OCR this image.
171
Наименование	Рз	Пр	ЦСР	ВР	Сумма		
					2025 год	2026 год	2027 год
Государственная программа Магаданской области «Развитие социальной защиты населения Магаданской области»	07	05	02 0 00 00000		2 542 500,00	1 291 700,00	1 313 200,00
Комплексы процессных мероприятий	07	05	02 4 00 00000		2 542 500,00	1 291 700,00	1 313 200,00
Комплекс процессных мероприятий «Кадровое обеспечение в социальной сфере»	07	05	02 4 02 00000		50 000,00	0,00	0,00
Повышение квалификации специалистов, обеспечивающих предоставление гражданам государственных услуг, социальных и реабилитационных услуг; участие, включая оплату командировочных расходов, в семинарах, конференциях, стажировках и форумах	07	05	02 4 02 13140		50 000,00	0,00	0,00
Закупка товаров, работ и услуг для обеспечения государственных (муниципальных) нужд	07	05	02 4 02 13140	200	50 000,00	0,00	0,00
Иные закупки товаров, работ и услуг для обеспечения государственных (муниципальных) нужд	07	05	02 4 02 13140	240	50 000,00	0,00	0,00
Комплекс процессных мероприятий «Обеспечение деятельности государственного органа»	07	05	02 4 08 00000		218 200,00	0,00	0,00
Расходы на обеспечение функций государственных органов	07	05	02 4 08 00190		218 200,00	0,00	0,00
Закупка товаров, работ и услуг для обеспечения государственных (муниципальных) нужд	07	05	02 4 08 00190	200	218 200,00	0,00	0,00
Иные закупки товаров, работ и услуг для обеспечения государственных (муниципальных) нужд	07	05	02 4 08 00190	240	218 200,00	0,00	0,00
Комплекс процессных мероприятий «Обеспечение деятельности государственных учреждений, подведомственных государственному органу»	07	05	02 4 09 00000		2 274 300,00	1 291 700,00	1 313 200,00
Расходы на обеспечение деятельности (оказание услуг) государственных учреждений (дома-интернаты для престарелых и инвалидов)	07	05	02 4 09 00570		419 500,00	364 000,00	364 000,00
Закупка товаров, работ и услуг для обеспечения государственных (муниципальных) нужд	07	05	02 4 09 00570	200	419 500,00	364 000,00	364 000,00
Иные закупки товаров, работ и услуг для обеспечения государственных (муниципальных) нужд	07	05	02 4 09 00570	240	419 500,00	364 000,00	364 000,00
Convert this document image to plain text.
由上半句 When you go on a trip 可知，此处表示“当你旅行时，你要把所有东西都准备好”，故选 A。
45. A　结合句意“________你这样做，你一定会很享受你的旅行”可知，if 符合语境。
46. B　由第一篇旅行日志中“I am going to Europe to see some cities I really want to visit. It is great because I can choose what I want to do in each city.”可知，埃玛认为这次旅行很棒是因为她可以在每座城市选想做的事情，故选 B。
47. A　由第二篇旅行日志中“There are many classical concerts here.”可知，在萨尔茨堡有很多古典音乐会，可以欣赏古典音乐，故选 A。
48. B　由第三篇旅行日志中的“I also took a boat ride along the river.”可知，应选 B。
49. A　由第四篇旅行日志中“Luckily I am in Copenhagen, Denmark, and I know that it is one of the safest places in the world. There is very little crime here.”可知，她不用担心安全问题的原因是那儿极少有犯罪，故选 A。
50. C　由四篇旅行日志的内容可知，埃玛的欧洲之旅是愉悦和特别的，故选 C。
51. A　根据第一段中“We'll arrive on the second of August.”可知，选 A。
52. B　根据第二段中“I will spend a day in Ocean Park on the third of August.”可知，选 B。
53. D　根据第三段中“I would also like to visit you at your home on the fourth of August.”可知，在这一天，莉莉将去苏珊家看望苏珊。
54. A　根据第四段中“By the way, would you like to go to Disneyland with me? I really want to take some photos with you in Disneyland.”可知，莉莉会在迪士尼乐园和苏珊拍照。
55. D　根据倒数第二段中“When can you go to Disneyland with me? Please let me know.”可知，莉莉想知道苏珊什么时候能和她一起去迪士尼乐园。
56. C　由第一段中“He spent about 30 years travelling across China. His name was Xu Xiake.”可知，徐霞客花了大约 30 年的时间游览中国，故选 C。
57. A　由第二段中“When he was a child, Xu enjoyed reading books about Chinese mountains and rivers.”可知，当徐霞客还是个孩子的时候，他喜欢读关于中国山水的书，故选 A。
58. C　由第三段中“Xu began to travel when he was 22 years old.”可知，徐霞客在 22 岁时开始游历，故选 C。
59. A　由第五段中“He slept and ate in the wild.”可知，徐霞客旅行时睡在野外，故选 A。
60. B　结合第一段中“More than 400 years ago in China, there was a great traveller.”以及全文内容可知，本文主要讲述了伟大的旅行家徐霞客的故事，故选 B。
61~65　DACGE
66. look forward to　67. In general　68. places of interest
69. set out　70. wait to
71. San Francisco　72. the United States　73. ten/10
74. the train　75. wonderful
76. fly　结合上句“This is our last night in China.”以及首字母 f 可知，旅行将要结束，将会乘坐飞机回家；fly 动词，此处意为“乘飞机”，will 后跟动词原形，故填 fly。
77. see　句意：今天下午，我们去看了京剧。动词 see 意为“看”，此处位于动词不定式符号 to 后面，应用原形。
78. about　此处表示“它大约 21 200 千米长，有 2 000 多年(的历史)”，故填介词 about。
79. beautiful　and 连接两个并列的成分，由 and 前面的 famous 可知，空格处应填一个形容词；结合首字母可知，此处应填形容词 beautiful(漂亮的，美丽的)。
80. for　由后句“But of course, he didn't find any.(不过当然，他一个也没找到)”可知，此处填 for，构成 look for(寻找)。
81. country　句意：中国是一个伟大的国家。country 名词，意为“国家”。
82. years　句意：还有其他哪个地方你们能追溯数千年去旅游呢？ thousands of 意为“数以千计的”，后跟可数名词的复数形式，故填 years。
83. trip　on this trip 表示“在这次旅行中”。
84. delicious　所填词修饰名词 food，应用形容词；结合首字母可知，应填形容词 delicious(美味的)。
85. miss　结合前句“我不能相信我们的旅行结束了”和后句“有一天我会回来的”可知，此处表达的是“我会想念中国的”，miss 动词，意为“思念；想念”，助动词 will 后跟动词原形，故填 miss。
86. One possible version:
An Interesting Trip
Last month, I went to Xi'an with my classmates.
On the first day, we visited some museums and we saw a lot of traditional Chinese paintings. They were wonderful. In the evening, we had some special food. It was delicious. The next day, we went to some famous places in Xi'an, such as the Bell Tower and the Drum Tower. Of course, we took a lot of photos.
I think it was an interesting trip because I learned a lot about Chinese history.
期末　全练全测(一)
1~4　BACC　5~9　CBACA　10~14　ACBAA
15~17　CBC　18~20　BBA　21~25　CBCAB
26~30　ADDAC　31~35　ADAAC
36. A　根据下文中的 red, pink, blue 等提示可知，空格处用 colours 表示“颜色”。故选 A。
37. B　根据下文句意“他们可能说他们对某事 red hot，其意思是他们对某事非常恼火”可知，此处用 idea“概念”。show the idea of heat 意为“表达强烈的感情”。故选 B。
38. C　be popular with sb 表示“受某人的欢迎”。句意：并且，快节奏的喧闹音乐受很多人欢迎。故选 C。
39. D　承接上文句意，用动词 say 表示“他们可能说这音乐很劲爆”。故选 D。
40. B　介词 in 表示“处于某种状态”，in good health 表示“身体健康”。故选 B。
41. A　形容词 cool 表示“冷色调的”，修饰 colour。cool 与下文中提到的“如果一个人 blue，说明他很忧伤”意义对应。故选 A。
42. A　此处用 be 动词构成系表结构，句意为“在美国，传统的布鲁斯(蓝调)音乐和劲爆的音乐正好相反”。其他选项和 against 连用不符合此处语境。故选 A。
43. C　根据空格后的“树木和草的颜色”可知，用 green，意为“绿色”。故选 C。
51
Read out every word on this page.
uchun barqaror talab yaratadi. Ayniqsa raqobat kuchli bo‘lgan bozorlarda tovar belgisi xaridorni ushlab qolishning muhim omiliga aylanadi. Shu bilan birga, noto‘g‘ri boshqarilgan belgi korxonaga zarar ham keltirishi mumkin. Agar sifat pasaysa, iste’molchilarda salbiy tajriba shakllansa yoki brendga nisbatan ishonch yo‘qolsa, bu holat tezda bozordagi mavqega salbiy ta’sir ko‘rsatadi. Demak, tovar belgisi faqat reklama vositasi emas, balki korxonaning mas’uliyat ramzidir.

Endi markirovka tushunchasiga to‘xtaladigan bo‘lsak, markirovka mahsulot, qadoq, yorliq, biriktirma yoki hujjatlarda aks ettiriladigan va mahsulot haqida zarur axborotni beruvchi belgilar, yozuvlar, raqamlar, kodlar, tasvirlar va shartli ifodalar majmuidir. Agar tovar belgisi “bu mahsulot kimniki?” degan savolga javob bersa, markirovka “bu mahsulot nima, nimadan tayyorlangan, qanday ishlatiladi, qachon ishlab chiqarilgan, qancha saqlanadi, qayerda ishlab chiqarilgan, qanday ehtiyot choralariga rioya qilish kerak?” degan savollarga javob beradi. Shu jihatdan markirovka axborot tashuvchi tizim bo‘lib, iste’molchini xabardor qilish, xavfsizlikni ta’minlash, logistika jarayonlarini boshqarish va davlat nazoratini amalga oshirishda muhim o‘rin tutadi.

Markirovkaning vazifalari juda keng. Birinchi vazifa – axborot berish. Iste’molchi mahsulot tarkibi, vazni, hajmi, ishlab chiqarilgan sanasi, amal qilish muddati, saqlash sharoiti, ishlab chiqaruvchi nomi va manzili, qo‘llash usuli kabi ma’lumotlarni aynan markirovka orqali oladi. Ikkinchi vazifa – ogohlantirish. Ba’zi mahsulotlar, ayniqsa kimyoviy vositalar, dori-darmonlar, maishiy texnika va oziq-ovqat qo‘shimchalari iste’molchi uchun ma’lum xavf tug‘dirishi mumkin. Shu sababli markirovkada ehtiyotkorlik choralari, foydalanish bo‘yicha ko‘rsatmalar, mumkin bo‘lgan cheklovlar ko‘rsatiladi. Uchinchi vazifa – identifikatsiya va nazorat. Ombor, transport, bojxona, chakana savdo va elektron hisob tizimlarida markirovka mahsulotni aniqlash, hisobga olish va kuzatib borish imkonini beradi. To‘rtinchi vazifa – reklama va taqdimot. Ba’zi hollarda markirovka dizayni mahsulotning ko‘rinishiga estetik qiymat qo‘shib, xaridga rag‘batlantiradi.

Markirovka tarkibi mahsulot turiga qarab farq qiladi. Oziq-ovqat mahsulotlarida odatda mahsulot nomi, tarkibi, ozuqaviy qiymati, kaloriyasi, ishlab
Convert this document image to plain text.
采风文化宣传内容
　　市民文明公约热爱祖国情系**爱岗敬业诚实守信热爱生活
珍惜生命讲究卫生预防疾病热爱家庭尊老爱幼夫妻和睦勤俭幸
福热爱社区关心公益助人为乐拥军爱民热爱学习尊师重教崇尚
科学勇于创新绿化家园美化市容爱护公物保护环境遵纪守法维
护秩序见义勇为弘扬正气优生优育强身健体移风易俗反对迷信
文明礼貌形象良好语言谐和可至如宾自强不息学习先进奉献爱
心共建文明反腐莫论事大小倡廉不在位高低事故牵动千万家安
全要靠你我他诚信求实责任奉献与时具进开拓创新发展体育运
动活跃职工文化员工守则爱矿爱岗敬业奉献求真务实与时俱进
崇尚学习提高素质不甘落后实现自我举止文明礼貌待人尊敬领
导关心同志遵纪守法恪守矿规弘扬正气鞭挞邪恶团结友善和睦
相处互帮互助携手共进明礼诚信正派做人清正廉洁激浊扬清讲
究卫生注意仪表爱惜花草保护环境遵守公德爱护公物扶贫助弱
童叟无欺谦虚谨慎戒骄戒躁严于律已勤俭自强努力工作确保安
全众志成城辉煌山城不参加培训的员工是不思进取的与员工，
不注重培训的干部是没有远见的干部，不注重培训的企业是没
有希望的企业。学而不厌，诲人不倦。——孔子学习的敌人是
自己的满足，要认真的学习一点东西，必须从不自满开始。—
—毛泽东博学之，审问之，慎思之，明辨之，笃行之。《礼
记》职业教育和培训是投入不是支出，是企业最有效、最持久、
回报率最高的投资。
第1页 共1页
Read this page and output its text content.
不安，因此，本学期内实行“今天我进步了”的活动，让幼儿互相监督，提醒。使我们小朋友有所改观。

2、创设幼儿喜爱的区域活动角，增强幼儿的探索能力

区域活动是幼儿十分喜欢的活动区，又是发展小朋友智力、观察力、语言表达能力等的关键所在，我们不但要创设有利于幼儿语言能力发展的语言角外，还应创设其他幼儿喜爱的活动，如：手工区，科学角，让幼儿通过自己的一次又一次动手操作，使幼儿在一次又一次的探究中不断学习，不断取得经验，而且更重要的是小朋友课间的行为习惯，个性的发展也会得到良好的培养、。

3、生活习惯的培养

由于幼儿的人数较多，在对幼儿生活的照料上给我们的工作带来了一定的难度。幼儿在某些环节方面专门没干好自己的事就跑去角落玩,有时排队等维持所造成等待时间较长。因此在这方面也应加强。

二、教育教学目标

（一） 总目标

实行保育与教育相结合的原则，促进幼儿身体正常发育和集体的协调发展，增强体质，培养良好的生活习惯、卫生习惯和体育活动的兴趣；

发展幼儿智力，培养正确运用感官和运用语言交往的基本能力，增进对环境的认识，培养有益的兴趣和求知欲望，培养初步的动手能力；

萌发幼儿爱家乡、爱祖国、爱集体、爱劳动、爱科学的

****

* [GIVEN PROBLEM]:
In the listing, find every line containing the word "Иные" and list it.

* [SOLUTION TO THIS TASK]:
Иные закупки товаров, работ и услуг для обеспечения государственных (муниципальных) нужд	07	05	02 4 02 13140	240	50 000,00	0,00	0,00
Иные закупки товаров, работ и услуг для обеспечения государственных (муниципальных) нужд	07	05	02 4 08 00190	240	218 200,00	0,00	0,00
Иные закупки товаров, работ и услуг для обеспечения государственных (муниципальных) нужд	07	05	02 4 09 00570	240	419 500,00	364 000,00	364 000,00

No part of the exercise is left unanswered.